Exercise brief — Copy out the listing below line for line, with no changes.

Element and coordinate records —
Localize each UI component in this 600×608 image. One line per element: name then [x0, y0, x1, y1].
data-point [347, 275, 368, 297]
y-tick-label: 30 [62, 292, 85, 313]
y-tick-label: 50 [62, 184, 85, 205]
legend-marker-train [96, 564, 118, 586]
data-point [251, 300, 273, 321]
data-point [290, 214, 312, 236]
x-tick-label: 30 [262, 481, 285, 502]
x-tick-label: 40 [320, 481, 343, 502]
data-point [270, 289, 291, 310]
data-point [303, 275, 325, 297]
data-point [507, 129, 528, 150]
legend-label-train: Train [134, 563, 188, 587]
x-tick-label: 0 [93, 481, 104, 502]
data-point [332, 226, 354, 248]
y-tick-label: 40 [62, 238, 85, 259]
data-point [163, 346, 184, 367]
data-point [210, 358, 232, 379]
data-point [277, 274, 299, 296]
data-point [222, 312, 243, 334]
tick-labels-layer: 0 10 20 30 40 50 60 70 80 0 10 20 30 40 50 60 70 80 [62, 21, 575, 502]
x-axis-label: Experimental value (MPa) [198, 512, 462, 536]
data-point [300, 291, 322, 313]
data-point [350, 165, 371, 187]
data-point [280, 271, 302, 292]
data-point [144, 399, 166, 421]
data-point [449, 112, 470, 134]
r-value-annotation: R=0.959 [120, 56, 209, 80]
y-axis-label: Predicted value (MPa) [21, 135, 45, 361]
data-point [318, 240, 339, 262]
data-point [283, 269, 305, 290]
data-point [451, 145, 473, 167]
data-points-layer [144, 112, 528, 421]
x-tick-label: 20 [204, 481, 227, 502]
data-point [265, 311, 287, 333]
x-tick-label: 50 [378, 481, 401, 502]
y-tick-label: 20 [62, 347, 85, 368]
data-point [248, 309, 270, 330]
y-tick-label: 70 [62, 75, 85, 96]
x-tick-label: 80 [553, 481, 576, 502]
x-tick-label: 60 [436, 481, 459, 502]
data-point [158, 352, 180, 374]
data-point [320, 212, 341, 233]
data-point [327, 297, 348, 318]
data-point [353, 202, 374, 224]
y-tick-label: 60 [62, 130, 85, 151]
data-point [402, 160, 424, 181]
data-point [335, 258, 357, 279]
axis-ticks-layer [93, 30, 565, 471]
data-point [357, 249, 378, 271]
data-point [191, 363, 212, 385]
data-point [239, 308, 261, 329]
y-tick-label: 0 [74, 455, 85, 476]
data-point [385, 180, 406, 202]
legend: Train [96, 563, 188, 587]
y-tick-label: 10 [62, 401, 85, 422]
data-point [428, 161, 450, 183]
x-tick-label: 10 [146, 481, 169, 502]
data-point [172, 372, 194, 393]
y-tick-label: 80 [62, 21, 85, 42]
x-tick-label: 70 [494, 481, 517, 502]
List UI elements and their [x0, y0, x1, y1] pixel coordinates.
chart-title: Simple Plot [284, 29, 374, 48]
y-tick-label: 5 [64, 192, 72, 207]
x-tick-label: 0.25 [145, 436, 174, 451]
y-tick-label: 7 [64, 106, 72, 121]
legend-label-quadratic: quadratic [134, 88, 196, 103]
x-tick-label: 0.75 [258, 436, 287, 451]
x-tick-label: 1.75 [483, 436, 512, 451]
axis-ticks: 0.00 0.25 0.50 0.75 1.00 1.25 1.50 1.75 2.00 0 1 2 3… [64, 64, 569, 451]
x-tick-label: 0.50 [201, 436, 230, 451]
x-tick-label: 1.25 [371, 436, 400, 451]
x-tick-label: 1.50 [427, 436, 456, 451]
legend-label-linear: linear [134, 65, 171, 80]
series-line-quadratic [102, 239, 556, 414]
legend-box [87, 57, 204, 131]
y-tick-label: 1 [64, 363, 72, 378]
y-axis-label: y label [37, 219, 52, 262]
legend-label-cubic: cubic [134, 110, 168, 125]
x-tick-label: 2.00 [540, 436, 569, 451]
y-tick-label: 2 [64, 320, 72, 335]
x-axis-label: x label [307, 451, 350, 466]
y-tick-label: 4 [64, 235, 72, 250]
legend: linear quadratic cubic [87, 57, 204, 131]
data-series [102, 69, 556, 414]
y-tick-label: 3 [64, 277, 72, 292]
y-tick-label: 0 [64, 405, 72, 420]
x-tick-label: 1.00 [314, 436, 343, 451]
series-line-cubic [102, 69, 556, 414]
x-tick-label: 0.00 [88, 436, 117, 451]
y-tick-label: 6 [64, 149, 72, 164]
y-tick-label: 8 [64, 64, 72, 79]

Complete answer —
Localize each UI component in this 600×608 image. One line per element: name then [x0, y0, x1, y1].
data-point [347, 275, 368, 297]
y-tick-label: 30 [62, 292, 85, 313]
y-tick-label: 50 [62, 184, 85, 205]
legend-marker-train [96, 564, 118, 586]
data-point [251, 300, 273, 321]
data-point [290, 214, 312, 236]
x-tick-label: 30 [262, 481, 285, 502]
x-tick-label: 40 [320, 481, 343, 502]
data-point [270, 289, 291, 310]
data-point [303, 275, 325, 297]
data-point [507, 129, 528, 150]
legend-label-train: Train [134, 563, 188, 587]
x-tick-label: 0 [93, 481, 104, 502]
data-point [332, 226, 354, 248]
y-tick-label: 40 [62, 238, 85, 259]
data-point [163, 346, 184, 367]
data-point [210, 358, 232, 379]
data-point [277, 274, 299, 296]
data-point [222, 312, 243, 334]
tick-labels-layer: 0 10 20 30 40 50 60 70 80 0 10 20 30 40 50 60 70 80 [62, 21, 575, 502]
x-axis-label: Experimental value (MPa) [198, 512, 462, 536]
data-point [300, 291, 322, 313]
data-point [350, 165, 371, 187]
data-point [280, 271, 302, 292]
data-point [144, 399, 166, 421]
data-point [449, 112, 470, 134]
r-value-annotation: R=0.959 [120, 56, 209, 80]
y-axis-label: Predicted value (MPa) [21, 135, 45, 361]
data-point [318, 240, 339, 262]
data-point [283, 269, 305, 290]
data-point [451, 145, 473, 167]
data-points-layer [144, 112, 528, 421]
x-tick-label: 20 [204, 481, 227, 502]
data-point [265, 311, 287, 333]
x-tick-label: 50 [378, 481, 401, 502]
y-tick-label: 20 [62, 347, 85, 368]
data-point [248, 309, 270, 330]
y-tick-label: 70 [62, 75, 85, 96]
x-tick-label: 80 [553, 481, 576, 502]
x-tick-label: 60 [436, 481, 459, 502]
data-point [158, 352, 180, 374]
data-point [320, 212, 341, 233]
data-point [327, 297, 348, 318]
data-point [353, 202, 374, 224]
y-tick-label: 60 [62, 130, 85, 151]
data-point [402, 160, 424, 181]
data-point [335, 258, 357, 279]
axis-ticks-layer [93, 30, 565, 471]
data-point [357, 249, 378, 271]
data-point [191, 363, 212, 385]
data-point [239, 308, 261, 329]
y-tick-label: 0 [74, 455, 85, 476]
data-point [385, 180, 406, 202]
legend: Train [96, 563, 188, 587]
y-tick-label: 10 [62, 401, 85, 422]
data-point [428, 161, 450, 183]
x-tick-label: 10 [146, 481, 169, 502]
data-point [172, 372, 194, 393]
y-tick-label: 80 [62, 21, 85, 42]
x-tick-label: 70 [494, 481, 517, 502]
List UI elements and their [x0, y0, x1, y1] pixel coordinates.
chart-title: Simple Plot [284, 29, 374, 48]
y-tick-label: 5 [64, 192, 72, 207]
x-tick-label: 0.25 [145, 436, 174, 451]
y-tick-label: 7 [64, 106, 72, 121]
legend-label-quadratic: quadratic [134, 88, 196, 103]
x-tick-label: 0.75 [258, 436, 287, 451]
x-tick-label: 1.75 [483, 436, 512, 451]
axis-ticks: 0.00 0.25 0.50 0.75 1.00 1.25 1.50 1.75 2.00 0 1 2 3… [64, 64, 569, 451]
x-tick-label: 0.50 [201, 436, 230, 451]
x-tick-label: 1.25 [371, 436, 400, 451]
x-tick-label: 1.50 [427, 436, 456, 451]
legend-label-linear: linear [134, 65, 171, 80]
series-line-quadratic [102, 239, 556, 414]
legend-box [87, 57, 204, 131]
y-tick-label: 1 [64, 363, 72, 378]
y-axis-label: y label [37, 219, 52, 262]
legend-label-cubic: cubic [134, 110, 168, 125]
x-tick-label: 2.00 [540, 436, 569, 451]
y-tick-label: 2 [64, 320, 72, 335]
x-axis-label: x label [307, 451, 350, 466]
y-tick-label: 4 [64, 235, 72, 250]
legend: linear quadratic cubic [87, 57, 204, 131]
data-series [102, 69, 556, 414]
y-tick-label: 3 [64, 277, 72, 292]
y-tick-label: 0 [64, 405, 72, 420]
x-tick-label: 1.00 [314, 436, 343, 451]
series-line-cubic [102, 69, 556, 414]
x-tick-label: 0.00 [88, 436, 117, 451]
y-tick-label: 6 [64, 149, 72, 164]
y-tick-label: 8 [64, 64, 72, 79]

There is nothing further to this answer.